**Data provided**.

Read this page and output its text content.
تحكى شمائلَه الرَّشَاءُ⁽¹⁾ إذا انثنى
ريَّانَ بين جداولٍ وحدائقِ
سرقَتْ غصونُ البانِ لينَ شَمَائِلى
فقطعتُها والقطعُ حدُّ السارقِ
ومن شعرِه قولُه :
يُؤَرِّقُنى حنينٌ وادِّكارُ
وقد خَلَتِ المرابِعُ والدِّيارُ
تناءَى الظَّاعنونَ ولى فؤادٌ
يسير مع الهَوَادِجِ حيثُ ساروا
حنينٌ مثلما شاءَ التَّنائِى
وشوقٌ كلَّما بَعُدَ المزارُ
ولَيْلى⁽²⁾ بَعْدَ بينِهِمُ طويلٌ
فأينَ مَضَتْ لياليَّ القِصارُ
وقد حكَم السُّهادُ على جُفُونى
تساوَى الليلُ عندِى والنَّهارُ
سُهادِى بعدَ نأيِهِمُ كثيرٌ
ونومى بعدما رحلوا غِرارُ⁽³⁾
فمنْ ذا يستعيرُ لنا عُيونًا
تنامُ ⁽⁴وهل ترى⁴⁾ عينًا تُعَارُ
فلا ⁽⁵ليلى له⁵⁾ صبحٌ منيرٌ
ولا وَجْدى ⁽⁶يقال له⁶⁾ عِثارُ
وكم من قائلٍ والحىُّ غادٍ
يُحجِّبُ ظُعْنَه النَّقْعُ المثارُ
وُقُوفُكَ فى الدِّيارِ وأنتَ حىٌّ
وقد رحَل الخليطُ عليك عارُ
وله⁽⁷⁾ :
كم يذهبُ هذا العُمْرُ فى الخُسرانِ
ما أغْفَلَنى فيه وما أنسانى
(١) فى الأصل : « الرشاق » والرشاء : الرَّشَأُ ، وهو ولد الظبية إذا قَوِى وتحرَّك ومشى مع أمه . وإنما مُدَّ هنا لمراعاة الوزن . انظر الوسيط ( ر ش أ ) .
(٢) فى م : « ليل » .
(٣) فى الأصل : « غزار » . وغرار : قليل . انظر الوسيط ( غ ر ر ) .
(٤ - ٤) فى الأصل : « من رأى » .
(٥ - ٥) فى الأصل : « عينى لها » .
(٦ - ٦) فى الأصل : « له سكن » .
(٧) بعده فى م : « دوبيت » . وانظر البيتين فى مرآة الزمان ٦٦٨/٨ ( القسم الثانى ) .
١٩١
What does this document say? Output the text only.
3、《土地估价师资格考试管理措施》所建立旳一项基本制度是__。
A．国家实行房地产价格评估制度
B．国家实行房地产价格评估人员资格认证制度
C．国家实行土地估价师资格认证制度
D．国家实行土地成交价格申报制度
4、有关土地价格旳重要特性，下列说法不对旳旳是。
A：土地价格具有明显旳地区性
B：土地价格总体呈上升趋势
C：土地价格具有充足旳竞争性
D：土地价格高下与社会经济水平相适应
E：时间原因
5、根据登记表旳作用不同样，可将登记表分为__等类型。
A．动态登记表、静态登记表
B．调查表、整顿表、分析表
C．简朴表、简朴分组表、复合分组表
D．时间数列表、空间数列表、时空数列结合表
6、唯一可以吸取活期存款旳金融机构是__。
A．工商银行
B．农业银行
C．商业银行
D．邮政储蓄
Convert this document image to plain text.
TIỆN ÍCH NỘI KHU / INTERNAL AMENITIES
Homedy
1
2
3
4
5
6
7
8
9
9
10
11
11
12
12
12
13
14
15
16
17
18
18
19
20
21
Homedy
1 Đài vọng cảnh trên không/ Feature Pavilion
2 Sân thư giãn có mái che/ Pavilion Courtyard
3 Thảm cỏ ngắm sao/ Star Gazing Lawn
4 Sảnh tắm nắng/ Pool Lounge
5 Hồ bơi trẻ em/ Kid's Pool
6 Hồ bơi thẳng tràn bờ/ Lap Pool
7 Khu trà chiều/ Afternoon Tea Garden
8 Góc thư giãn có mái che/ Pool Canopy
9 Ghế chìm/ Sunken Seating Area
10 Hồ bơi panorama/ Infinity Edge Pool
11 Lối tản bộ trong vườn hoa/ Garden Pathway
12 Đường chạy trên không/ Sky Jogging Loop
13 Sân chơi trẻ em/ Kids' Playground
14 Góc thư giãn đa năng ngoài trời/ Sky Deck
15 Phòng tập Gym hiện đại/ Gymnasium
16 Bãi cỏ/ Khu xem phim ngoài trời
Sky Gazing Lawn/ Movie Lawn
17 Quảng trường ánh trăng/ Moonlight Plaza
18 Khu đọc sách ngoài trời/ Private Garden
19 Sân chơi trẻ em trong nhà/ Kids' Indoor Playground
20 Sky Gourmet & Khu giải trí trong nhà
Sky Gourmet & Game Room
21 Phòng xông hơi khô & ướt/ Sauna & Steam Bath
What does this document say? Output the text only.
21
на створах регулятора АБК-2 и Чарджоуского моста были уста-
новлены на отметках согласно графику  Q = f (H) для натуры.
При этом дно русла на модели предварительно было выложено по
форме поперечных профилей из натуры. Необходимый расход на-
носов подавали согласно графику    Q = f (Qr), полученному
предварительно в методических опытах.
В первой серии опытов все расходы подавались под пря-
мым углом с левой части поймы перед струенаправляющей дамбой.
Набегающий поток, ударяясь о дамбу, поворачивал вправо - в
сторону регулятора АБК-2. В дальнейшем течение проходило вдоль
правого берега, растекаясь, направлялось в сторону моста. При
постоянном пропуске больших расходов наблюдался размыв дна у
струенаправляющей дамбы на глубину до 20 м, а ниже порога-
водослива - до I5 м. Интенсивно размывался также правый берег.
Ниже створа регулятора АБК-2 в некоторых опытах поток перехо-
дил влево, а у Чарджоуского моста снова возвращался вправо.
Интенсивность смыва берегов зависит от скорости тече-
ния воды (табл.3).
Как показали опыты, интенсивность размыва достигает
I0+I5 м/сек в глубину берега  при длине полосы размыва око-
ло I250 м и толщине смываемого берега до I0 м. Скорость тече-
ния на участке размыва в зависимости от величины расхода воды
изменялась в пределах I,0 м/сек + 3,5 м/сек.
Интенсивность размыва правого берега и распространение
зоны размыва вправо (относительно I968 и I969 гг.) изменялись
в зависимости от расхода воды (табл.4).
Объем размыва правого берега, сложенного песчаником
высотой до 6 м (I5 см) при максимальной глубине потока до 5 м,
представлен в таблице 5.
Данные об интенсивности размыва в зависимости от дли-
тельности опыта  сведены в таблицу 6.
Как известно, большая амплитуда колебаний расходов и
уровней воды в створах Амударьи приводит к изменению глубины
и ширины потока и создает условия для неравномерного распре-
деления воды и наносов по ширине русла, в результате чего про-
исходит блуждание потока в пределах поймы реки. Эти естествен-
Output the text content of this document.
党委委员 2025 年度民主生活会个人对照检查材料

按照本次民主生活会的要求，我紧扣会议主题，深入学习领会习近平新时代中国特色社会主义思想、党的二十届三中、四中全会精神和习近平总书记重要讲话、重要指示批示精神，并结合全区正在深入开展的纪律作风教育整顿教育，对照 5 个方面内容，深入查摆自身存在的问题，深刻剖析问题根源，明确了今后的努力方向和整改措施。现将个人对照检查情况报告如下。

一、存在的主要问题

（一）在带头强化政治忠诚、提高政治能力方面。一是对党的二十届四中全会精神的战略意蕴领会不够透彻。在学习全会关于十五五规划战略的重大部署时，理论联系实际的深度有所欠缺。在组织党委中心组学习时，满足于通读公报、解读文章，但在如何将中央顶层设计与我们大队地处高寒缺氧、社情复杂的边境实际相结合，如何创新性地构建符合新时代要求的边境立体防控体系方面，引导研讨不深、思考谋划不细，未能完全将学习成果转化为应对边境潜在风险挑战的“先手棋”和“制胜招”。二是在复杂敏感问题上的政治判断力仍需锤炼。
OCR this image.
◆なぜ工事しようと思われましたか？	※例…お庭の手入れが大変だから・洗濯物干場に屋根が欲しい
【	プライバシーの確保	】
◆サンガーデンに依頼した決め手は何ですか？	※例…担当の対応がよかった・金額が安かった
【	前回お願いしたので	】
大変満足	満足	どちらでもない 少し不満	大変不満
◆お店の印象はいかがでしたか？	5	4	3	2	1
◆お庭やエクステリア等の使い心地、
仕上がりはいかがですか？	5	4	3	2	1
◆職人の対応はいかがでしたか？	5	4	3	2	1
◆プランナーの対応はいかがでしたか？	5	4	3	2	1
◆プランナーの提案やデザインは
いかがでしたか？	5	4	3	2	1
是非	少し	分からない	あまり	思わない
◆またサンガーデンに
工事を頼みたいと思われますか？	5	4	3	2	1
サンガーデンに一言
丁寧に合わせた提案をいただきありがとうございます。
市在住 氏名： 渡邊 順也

**Task objective**.
Set down, word for word, every line from the line that holds "Output the text content of this document." to the end of the entries above, including both ends.

**Solved problem**.
Output the text content of this document.
党委委员 2025 年度民主生活会个人对照检查材料

按照本次民主生活会的要求，我紧扣会议主题，深入学习领会习近平新时代中国特色社会主义思想、党的二十届三中、四中全会精神和习近平总书记重要讲话、重要指示批示精神，并结合全区正在深入开展的纪律作风教育整顿教育，对照 5 个方面内容，深入查摆自身存在的问题，深刻剖析问题根源，明确了今后的努力方向和整改措施。现将个人对照检查情况报告如下。

一、存在的主要问题

（一）在带头强化政治忠诚、提高政治能力方面。一是对党的二十届四中全会精神的战略意蕴领会不够透彻。在学习全会关于十五五规划战略的重大部署时，理论联系实际的深度有所欠缺。在组织党委中心组学习时，满足于通读公报、解读文章，但在如何将中央顶层设计与我们大队地处高寒缺氧、社情复杂的边境实际相结合，如何创新性地构建符合新时代要求的边境立体防控体系方面，引导研讨不深、思考谋划不细，未能完全将学习成果转化为应对边境潜在风险挑战的“先手棋”和“制胜招”。二是在复杂敏感问题上的政治判断力仍需锤炼。
OCR this image.
◆なぜ工事しようと思われましたか？	※例…お庭の手入れが大変だから・洗濯物干場に屋根が欲しい
【	プライバシーの確保	】
◆サンガーデンに依頼した決め手は何ですか？	※例…担当の対応がよかった・金額が安かった
【	前回お願いしたので	】
大変満足	満足	どちらでもない 少し不満	大変不満
◆お店の印象はいかがでしたか？	5	4	3	2	1
◆お庭やエクステリア等の使い心地、
仕上がりはいかがですか？	5	4	3	2	1
◆職人の対応はいかがでしたか？	5	4	3	2	1
◆プランナーの対応はいかがでしたか？	5	4	3	2	1
◆プランナーの提案やデザインは
いかがでしたか？	5	4	3	2	1
是非	少し	分からない	あまり	思わない
◆またサンガーデンに
工事を頼みたいと思われますか？	5	4	3	2	1
サンガーデンに一言
丁寧に合わせた提案をいただきありがとうございます。
市在住 氏名： 渡邊 順也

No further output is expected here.